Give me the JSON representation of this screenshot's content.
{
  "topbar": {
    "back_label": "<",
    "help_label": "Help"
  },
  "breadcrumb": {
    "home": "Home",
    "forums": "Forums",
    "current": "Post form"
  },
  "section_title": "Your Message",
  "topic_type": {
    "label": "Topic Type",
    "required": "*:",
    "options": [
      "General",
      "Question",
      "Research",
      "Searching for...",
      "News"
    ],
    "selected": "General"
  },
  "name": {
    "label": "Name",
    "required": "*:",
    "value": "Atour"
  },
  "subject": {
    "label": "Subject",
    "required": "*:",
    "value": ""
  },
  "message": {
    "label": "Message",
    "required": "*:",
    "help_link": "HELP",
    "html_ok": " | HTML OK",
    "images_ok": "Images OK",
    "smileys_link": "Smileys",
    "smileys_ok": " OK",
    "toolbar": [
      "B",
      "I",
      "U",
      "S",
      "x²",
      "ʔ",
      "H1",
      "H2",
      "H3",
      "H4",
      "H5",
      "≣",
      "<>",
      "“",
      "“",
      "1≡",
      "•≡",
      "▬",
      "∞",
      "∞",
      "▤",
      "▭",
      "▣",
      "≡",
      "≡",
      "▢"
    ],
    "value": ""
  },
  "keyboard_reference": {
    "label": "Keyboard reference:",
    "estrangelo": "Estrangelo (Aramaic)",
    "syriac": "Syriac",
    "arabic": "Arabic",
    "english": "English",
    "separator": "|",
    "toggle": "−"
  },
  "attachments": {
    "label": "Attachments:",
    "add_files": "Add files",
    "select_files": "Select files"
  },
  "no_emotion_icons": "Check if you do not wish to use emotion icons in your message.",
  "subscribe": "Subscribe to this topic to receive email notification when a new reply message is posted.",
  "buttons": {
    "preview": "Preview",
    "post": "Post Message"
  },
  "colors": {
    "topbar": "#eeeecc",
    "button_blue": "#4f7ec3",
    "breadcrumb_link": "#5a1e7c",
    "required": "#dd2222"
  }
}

[Task goal] Write out the material from the first line to the last, exactly.

[Task response]
Give me the JSON representation of this screenshot's content.
{
  "topbar": {
    "back_label": "<",
    "help_label": "Help"
  },
  "breadcrumb": {
    "home": "Home",
    "forums": "Forums",
    "current": "Post form"
  },
  "section_title": "Your Message",
  "topic_type": {
    "label": "Topic Type",
    "required": "*:",
    "options": [
      "General",
      "Question",
      "Research",
      "Searching for...",
      "News"
    ],
    "selected": "General"
  },
  "name": {
    "label": "Name",
    "required": "*:",
    "value": "Atour"
  },
  "subject": {
    "label": "Subject",
    "required": "*:",
    "value": ""
  },
  "message": {
    "label": "Message",
    "required": "*:",
    "help_link": "HELP",
    "html_ok": " | HTML OK",
    "images_ok": "Images OK",
    "smileys_link": "Smileys",
    "smileys_ok": " OK",
    "toolbar": [
      "B",
      "I",
      "U",
      "S",
      "x²",
      "ʔ",
      "H1",
      "H2",
      "H3",
      "H4",
      "H5",
      "≣",
      "<>",
      "“",
      "“",
      "1≡",
      "•≡",
      "▬",
      "∞",
      "∞",
      "▤",
      "▭",
      "▣",
      "≡",
      "≡",
      "▢"
    ],
    "value": ""
  },
  "keyboard_reference": {
    "label": "Keyboard reference:",
    "estrangelo": "Estrangelo (Aramaic)",
    "syriac": "Syriac",
    "arabic": "Arabic",
    "english": "English",
    "separator": "|",
    "toggle": "−"
  },
  "attachments": {
    "label": "Attachments:",
    "add_files": "Add files",
    "select_files": "Select files"
  },
  "no_emotion_icons": "Check if you do not wish to use emotion icons in your message.",
  "subscribe": "Subscribe to this topic to receive email notification when a new reply message is posted.",
  "buttons": {
    "preview": "Preview",
    "post": "Post Message"
  },
  "colors": {
    "topbar": "#eeeecc",
    "button_blue": "#4f7ec3",
    "breadcrumb_link": "#5a1e7c",
    "required": "#dd2222"
  }
}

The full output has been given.